Search the records for "Tensile" and copy each line that holds it.
----------
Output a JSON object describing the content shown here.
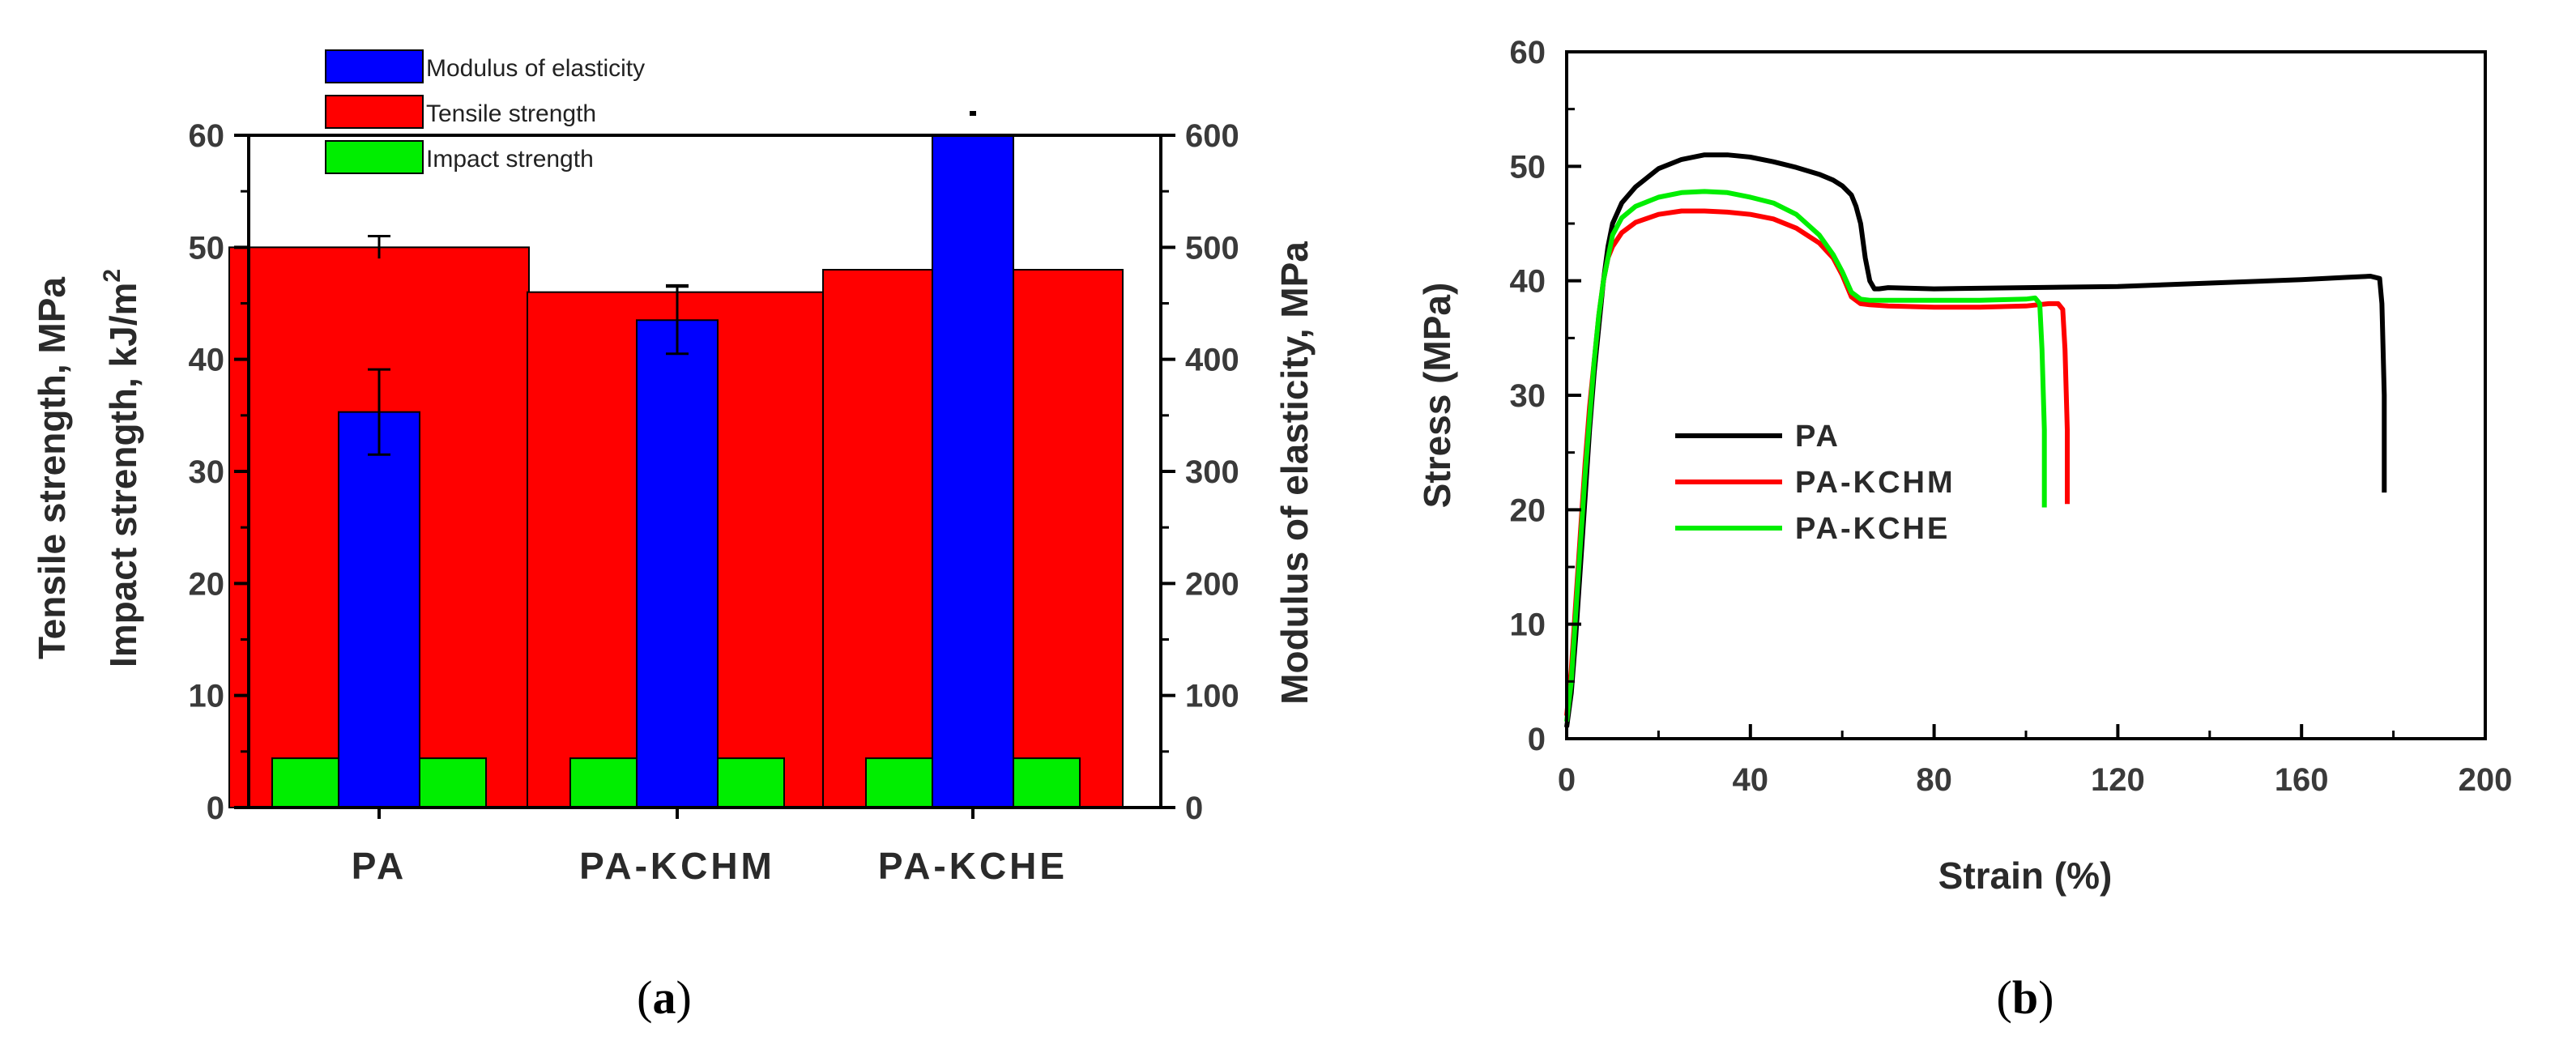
{
  "panels": {
    "a": {
      "label_open": "(",
      "label_letter": "a",
      "label_close": ")"
    },
    "b": {
      "label_open": "(",
      "label_letter": "b",
      "label_close": ")"
    }
  },
  "chart_data": [
    {
      "type": "bar",
      "title": "",
      "categories": [
        "PA",
        "PA-KCHM",
        "PA-KCHE"
      ],
      "ylabel_left_line1": "Tensile strength, MPa",
      "ylabel_left_line2_prefix": "Impact strength, kJ/m",
      "ylabel_left_line2_sup": "2",
      "ylabel_right": "Modulus of elasticity, MPa",
      "ylim_left": [
        0,
        60
      ],
      "yticks_left": [
        0,
        10,
        20,
        30,
        40,
        50,
        60
      ],
      "ylim_right": [
        0,
        600
      ],
      "yticks_right": [
        0,
        100,
        200,
        300,
        400,
        500,
        600
      ],
      "legend_position": "top-center",
      "series": [
        {
          "name": "Modulus of elasticity",
          "axis": "right",
          "color": "#0000ff",
          "values": [
            353,
            435,
            600
          ],
          "errors": [
            38,
            30,
            0
          ]
        },
        {
          "name": "Tensile strength",
          "axis": "left",
          "color": "#ff0000",
          "values": [
            50,
            46,
            48
          ],
          "errors": [
            1,
            0.6,
            0
          ]
        },
        {
          "name": "Impact strength",
          "axis": "left",
          "color": "#00ee00",
          "values": [
            4.4,
            4.4,
            4.4
          ],
          "errors": [
            0,
            0,
            0
          ]
        }
      ]
    },
    {
      "type": "line",
      "title": "",
      "xlabel": "Strain (%)",
      "ylabel": "Stress (MPa)",
      "xlim": [
        0,
        200
      ],
      "xticks": [
        0,
        40,
        80,
        120,
        160,
        200
      ],
      "ylim": [
        0,
        60
      ],
      "yticks": [
        0,
        10,
        20,
        30,
        40,
        50,
        60
      ],
      "legend_position": "center-left",
      "series": [
        {
          "name": "PA",
          "color": "#000000",
          "x": [
            0,
            1,
            2,
            3,
            4,
            5,
            6,
            7,
            8,
            9,
            10,
            12,
            15,
            20,
            25,
            30,
            35,
            40,
            45,
            50,
            55,
            58,
            60,
            62,
            63,
            64,
            65,
            66,
            67,
            68,
            70,
            80,
            100,
            120,
            140,
            160,
            170,
            175,
            177,
            177.5,
            178,
            178
          ],
          "y": [
            1,
            4,
            9,
            15,
            21,
            27,
            32,
            36,
            40,
            43,
            45,
            46.8,
            48.2,
            49.8,
            50.6,
            51,
            51,
            50.8,
            50.4,
            49.9,
            49.3,
            48.8,
            48.3,
            47.5,
            46.5,
            45,
            42,
            40,
            39.3,
            39.3,
            39.4,
            39.3,
            39.4,
            39.5,
            39.8,
            40.1,
            40.3,
            40.4,
            40.2,
            38,
            30,
            21.5
          ]
        },
        {
          "name": "PA-KCHM",
          "color": "#ff0000",
          "x": [
            0,
            1,
            2,
            3,
            4,
            5,
            6,
            7,
            8,
            9,
            10,
            12,
            15,
            20,
            25,
            30,
            35,
            40,
            45,
            50,
            55,
            58,
            60,
            62,
            64,
            66,
            70,
            80,
            90,
            100,
            105,
            107,
            108,
            108.5,
            109,
            109
          ],
          "y": [
            2,
            6,
            12,
            18,
            24,
            29,
            33,
            37,
            40,
            42,
            43,
            44.2,
            45.1,
            45.8,
            46.1,
            46.1,
            46,
            45.8,
            45.4,
            44.6,
            43.3,
            42,
            40.5,
            38.6,
            38,
            37.9,
            37.8,
            37.7,
            37.7,
            37.8,
            38,
            38,
            37.5,
            34,
            27,
            20.5
          ]
        },
        {
          "name": "PA-KCHE",
          "color": "#00ee00",
          "x": [
            0,
            1,
            2,
            3,
            4,
            5,
            6,
            7,
            8,
            9,
            10,
            12,
            15,
            20,
            25,
            30,
            35,
            40,
            45,
            50,
            55,
            58,
            60,
            62,
            64,
            66,
            70,
            80,
            90,
            100,
            102,
            103,
            103.5,
            104,
            104
          ],
          "y": [
            1.5,
            5,
            11,
            17,
            23,
            28,
            33,
            37,
            40,
            42,
            44,
            45.5,
            46.5,
            47.3,
            47.7,
            47.8,
            47.7,
            47.3,
            46.8,
            45.8,
            44,
            42.3,
            40.8,
            39,
            38.4,
            38.3,
            38.3,
            38.3,
            38.3,
            38.4,
            38.5,
            38,
            34,
            27,
            20.2
          ]
        }
      ]
    }
  ]
}
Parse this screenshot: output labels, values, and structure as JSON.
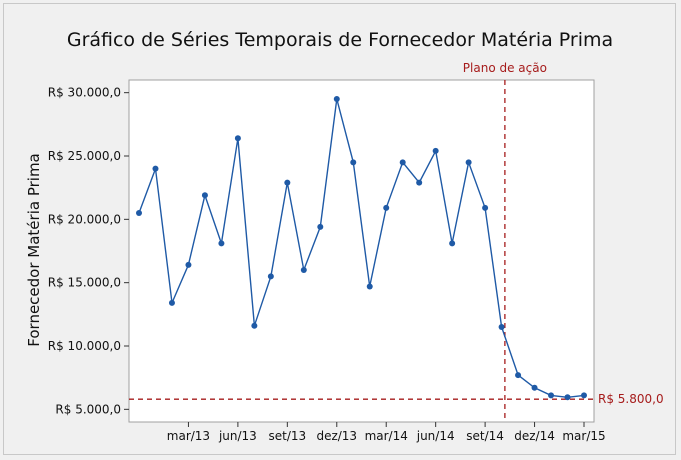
----------
ANSWER =
      "ylabel_left_line1": "Tensile strength, MPa",
          "name": "Tensile strength",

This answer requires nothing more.